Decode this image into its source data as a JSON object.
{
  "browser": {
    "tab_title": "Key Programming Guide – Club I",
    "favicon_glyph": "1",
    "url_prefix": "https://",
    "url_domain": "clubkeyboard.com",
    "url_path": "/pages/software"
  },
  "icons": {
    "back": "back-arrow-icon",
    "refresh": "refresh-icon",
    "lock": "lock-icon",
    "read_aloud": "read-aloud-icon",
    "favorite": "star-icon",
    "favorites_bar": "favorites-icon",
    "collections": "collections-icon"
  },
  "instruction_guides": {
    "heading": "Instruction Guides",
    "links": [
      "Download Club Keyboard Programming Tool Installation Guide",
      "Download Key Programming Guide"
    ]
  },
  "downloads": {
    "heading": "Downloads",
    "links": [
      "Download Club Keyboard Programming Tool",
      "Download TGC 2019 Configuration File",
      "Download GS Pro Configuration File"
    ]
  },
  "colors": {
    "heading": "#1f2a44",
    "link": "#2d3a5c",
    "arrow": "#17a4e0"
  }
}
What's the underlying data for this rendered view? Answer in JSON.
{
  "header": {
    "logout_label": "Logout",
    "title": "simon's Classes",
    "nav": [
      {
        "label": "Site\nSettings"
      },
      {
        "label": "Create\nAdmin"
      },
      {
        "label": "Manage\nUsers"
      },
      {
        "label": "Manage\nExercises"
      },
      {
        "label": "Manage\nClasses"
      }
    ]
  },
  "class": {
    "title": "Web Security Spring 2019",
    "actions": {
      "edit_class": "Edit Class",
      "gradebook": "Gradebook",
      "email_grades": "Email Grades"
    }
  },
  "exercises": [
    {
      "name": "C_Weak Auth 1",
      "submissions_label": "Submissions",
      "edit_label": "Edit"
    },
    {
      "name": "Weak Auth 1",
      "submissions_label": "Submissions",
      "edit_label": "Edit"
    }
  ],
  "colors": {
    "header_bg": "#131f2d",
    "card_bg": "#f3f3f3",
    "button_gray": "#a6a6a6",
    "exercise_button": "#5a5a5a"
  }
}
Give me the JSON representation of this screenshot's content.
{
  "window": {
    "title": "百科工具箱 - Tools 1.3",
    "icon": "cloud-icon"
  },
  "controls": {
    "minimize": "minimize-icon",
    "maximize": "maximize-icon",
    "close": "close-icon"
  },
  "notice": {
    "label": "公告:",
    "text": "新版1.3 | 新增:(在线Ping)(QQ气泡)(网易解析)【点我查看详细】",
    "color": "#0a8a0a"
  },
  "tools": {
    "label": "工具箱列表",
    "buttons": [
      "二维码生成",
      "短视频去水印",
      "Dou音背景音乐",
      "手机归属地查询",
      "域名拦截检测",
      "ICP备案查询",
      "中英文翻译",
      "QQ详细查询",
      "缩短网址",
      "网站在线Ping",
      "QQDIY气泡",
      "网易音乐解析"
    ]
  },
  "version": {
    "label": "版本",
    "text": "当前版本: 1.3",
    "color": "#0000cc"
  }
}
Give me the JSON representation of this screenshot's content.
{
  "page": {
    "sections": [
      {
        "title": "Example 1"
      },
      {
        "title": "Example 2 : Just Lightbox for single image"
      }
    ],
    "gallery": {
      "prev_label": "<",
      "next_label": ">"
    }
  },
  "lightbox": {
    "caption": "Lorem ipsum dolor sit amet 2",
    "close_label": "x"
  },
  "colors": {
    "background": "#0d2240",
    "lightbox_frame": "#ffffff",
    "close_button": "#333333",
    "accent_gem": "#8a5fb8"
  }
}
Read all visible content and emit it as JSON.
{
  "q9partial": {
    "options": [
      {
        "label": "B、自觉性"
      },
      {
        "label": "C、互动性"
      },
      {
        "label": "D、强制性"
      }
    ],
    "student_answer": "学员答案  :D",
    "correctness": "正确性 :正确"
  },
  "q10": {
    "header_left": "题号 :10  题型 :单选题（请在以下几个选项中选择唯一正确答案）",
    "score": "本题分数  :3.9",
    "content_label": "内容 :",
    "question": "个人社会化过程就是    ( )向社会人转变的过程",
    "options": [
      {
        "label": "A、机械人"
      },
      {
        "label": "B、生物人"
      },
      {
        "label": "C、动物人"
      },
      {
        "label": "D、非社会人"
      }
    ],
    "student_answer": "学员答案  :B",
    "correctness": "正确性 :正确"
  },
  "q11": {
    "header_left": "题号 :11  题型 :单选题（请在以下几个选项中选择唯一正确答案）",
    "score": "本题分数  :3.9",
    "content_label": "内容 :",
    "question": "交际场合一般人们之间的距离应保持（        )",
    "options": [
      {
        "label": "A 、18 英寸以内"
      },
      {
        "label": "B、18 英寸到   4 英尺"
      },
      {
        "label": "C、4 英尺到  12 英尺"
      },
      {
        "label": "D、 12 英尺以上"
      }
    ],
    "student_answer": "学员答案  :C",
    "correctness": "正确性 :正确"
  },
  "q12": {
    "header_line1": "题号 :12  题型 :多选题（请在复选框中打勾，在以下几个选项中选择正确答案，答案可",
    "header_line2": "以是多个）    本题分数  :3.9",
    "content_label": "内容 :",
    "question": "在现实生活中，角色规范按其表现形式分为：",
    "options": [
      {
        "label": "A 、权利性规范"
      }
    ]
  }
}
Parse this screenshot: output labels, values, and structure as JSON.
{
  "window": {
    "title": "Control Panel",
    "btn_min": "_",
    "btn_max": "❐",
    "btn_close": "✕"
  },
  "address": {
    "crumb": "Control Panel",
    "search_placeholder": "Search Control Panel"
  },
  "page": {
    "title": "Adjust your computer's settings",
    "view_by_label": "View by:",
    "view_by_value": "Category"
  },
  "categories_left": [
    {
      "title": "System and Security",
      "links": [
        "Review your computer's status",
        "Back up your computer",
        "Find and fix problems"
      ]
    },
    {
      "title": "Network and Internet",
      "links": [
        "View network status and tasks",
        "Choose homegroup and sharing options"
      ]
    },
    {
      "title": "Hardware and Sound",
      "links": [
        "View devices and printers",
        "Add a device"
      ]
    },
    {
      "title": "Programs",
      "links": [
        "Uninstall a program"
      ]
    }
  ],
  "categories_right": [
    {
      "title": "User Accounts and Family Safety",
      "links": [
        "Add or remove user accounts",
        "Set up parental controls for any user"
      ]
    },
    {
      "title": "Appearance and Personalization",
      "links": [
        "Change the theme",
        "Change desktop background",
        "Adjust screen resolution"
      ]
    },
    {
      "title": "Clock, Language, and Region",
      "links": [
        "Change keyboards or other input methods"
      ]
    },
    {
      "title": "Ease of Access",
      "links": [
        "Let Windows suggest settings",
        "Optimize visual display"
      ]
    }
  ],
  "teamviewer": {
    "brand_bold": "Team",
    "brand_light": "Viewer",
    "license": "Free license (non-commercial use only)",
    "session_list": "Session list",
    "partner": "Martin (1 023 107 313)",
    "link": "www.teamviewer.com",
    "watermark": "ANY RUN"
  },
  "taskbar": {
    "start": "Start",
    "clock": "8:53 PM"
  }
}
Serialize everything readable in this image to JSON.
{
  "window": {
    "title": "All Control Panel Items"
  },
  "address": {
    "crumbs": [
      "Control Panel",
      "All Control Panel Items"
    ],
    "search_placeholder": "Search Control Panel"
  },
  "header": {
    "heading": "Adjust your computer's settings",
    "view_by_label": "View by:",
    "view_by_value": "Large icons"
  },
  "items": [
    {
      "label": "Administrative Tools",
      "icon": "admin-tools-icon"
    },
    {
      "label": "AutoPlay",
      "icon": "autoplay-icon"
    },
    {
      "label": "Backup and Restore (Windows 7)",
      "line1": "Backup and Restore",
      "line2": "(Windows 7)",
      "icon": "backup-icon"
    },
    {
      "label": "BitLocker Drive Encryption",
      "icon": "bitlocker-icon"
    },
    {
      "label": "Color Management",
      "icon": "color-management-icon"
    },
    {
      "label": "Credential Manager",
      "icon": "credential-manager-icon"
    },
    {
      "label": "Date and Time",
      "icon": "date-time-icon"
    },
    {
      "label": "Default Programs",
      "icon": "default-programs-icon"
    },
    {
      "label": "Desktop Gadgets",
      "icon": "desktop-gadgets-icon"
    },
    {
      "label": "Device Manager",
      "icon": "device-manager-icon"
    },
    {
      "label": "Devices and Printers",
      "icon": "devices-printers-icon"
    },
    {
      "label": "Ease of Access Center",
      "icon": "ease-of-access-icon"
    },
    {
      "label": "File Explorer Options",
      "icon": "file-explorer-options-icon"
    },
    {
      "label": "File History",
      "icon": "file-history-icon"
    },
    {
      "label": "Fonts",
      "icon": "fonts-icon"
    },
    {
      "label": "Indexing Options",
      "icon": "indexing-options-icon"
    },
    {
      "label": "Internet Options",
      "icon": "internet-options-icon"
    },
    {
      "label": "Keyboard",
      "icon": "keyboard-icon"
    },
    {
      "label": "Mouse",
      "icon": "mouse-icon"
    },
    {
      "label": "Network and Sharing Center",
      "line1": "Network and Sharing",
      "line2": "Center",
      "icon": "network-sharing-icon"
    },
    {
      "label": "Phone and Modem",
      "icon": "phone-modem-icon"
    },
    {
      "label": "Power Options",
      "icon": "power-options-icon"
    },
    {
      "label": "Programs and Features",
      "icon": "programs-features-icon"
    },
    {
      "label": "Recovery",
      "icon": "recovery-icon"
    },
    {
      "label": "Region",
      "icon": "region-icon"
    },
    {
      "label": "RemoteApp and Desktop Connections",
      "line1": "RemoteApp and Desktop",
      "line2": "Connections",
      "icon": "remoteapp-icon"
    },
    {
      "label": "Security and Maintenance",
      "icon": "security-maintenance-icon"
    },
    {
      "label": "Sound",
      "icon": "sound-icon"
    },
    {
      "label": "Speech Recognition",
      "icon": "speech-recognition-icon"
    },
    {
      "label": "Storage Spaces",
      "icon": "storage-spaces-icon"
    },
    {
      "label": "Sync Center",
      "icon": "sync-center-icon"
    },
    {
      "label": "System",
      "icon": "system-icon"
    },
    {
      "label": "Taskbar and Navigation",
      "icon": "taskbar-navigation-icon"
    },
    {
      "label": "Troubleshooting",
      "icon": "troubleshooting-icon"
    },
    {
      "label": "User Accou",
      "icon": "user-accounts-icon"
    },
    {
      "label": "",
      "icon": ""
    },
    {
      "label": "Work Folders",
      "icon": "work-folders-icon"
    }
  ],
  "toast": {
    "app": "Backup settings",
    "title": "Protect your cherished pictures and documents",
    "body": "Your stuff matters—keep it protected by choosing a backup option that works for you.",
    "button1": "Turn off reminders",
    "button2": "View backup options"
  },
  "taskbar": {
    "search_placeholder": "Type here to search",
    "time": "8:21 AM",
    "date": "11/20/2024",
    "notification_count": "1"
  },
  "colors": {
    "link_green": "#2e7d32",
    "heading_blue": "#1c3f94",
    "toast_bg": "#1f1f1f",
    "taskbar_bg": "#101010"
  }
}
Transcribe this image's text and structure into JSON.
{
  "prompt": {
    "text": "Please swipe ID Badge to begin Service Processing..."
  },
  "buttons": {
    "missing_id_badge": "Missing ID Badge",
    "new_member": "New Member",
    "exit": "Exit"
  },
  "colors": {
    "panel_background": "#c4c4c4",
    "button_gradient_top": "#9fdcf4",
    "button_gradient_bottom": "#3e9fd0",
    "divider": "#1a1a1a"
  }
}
▬▬▬
• [Set problem]
Find the lines above that include the string "structure" and copy them.

• [The answer]
Parse this screenshot: output labels, values, and structure as JSON.
Transcribe this image's text and structure into JSON.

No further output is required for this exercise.